start Dataset entries

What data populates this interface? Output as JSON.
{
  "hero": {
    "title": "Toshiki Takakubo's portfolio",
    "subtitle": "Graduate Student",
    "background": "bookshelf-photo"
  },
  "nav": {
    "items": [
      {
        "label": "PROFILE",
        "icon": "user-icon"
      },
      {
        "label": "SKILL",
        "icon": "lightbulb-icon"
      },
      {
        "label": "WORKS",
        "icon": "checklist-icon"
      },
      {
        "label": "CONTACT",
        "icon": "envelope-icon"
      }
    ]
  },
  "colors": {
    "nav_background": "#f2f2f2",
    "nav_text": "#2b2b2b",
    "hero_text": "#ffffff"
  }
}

end Dataset entries

Please reproduce each line exactly as written.

In response ::
What data populates this interface? Output as JSON.
{
  "hero": {
    "title": "Toshiki Takakubo's portfolio",
    "subtitle": "Graduate Student",
    "background": "bookshelf-photo"
  },
  "nav": {
    "items": [
      {
        "label": "PROFILE",
        "icon": "user-icon"
      },
      {
        "label": "SKILL",
        "icon": "lightbulb-icon"
      },
      {
        "label": "WORKS",
        "icon": "checklist-icon"
      },
      {
        "label": "CONTACT",
        "icon": "envelope-icon"
      }
    ]
  },
  "colors": {
    "nav_background": "#f2f2f2",
    "nav_text": "#2b2b2b",
    "hero_text": "#ffffff"
  }
}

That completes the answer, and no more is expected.